-- Start Records --
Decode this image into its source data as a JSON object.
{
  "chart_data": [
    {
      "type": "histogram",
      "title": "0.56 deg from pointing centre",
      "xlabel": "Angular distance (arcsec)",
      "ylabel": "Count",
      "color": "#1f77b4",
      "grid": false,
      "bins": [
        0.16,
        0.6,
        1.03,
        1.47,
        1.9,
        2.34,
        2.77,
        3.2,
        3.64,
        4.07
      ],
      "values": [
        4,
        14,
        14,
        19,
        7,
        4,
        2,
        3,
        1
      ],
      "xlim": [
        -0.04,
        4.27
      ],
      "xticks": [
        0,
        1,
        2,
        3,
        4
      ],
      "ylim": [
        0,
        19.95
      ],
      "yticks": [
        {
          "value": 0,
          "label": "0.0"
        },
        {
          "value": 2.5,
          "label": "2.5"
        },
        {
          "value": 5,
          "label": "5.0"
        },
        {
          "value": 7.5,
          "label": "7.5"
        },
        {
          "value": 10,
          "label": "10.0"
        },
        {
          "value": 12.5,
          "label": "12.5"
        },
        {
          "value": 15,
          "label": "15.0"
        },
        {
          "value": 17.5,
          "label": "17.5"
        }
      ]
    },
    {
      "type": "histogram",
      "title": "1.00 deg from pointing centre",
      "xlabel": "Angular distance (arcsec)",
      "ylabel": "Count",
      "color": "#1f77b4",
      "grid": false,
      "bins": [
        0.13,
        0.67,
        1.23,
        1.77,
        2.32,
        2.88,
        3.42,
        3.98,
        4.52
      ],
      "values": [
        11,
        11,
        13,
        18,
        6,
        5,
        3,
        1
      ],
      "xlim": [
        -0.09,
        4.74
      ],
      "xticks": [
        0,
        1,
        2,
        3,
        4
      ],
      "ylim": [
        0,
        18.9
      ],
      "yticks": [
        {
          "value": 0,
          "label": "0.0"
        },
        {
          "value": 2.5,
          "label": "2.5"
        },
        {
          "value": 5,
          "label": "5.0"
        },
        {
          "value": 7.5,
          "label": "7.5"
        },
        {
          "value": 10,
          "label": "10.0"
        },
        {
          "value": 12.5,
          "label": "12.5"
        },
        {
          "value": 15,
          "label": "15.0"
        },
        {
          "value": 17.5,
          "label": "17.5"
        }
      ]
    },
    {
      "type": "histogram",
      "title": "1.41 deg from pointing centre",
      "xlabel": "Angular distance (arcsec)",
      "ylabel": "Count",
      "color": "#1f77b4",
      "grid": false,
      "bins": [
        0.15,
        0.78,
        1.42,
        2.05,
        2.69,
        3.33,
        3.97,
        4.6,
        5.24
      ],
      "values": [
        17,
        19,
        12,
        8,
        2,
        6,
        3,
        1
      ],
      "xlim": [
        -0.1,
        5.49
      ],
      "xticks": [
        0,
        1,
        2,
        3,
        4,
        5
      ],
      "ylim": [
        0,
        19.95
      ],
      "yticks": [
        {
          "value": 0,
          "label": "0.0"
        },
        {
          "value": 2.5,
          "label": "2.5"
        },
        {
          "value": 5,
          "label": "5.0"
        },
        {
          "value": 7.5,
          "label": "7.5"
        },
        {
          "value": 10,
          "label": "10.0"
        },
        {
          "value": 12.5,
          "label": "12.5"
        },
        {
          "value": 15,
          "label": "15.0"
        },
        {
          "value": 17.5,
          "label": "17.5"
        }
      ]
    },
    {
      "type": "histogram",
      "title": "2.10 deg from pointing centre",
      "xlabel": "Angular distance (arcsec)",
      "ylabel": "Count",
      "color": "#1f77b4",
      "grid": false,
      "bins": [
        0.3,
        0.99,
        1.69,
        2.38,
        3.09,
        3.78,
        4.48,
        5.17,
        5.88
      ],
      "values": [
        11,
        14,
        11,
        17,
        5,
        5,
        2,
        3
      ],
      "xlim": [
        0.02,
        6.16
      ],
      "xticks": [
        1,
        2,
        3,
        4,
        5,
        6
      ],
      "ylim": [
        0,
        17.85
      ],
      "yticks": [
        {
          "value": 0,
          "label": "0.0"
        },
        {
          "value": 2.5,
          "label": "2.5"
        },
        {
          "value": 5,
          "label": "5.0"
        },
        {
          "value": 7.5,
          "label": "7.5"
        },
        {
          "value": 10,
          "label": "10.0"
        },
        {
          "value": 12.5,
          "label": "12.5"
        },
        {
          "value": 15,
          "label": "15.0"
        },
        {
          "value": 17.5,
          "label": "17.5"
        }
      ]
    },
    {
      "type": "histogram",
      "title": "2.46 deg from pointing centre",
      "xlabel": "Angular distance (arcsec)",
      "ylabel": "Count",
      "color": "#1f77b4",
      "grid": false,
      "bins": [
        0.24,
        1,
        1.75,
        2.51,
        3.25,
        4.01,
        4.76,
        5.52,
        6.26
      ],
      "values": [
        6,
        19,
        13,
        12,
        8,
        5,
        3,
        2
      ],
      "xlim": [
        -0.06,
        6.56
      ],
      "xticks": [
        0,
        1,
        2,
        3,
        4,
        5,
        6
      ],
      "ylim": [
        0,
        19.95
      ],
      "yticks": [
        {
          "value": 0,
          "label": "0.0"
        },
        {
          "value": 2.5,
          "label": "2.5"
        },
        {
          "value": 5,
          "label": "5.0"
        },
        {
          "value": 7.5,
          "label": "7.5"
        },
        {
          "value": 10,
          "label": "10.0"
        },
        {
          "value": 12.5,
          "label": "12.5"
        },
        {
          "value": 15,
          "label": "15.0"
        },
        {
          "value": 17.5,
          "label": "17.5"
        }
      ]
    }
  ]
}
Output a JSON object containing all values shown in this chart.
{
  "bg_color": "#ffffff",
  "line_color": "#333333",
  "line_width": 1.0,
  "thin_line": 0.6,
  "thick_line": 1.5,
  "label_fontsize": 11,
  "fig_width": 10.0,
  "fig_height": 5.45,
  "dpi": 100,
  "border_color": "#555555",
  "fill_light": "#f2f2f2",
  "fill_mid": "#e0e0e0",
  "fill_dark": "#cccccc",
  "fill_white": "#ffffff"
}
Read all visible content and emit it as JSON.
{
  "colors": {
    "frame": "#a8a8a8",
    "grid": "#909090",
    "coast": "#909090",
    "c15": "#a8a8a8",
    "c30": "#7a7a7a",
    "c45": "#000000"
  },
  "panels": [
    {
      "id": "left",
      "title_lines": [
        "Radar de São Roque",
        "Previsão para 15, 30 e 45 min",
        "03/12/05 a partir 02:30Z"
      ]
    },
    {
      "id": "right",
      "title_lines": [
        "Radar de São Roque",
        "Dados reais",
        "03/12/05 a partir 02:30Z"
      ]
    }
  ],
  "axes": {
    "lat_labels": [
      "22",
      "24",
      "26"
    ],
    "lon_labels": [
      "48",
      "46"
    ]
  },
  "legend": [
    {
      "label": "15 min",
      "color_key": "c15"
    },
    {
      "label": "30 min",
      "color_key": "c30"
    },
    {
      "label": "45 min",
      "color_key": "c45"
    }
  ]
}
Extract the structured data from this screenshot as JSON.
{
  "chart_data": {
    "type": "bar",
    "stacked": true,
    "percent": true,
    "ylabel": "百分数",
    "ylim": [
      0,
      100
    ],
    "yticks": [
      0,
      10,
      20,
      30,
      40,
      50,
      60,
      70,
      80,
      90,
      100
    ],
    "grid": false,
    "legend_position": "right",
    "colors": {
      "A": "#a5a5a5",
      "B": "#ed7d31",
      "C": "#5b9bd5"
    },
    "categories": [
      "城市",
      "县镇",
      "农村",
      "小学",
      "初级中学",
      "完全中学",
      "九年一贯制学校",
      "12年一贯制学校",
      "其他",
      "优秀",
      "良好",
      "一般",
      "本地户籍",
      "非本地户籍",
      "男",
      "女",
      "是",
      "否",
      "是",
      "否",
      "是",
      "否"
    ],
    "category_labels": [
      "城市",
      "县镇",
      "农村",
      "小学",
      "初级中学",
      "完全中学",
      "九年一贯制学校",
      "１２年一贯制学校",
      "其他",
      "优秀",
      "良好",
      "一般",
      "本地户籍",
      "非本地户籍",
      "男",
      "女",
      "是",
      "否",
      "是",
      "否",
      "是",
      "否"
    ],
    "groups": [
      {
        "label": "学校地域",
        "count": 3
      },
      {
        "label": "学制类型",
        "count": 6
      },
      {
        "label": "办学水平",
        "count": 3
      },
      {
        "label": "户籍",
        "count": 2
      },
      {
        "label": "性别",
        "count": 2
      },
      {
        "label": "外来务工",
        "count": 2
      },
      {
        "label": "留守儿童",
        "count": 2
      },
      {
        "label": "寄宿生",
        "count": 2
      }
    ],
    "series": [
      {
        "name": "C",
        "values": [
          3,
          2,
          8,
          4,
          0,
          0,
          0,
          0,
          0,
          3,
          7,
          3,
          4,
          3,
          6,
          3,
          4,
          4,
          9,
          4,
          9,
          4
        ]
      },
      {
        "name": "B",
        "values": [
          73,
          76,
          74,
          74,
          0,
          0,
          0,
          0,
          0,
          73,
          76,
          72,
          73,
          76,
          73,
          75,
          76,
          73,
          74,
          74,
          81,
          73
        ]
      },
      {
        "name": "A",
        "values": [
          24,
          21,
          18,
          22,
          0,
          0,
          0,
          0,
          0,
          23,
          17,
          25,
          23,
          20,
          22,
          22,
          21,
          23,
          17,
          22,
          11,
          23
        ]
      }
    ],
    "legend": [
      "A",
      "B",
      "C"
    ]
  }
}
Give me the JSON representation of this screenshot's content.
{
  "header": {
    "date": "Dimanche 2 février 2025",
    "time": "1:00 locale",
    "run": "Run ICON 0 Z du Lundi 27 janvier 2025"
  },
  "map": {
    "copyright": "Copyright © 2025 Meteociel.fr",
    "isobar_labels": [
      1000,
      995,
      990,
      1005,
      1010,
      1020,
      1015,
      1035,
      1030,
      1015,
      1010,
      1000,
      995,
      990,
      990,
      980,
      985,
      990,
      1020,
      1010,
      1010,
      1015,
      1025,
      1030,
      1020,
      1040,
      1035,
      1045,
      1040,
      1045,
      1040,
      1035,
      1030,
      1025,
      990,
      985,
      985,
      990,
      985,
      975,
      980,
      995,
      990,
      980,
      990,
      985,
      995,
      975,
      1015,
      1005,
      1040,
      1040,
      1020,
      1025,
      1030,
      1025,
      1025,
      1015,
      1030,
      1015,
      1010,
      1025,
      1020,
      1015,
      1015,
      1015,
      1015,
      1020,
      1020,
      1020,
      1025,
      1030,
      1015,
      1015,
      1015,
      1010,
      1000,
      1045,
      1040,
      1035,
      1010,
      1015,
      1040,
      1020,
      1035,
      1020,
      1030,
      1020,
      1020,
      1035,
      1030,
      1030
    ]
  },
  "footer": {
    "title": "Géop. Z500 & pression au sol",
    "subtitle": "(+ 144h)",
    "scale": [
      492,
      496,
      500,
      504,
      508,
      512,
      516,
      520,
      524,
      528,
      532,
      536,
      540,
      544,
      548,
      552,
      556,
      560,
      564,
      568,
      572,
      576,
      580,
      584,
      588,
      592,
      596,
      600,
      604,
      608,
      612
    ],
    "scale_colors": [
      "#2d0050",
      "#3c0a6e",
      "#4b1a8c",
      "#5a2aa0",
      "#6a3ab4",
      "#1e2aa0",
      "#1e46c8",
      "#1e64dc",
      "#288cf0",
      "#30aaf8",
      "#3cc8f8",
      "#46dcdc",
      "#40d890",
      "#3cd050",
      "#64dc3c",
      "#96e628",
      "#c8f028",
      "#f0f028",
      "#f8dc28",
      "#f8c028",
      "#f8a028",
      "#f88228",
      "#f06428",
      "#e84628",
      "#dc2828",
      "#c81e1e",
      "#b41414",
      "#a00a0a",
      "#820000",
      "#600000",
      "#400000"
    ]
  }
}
-- End Records --
*Required work:* Pick out every line above that contains the word "object" and copy it.

*Task result:*
Decode this image into its source data as a JSON object.
Output a JSON object containing all values shown in this chart.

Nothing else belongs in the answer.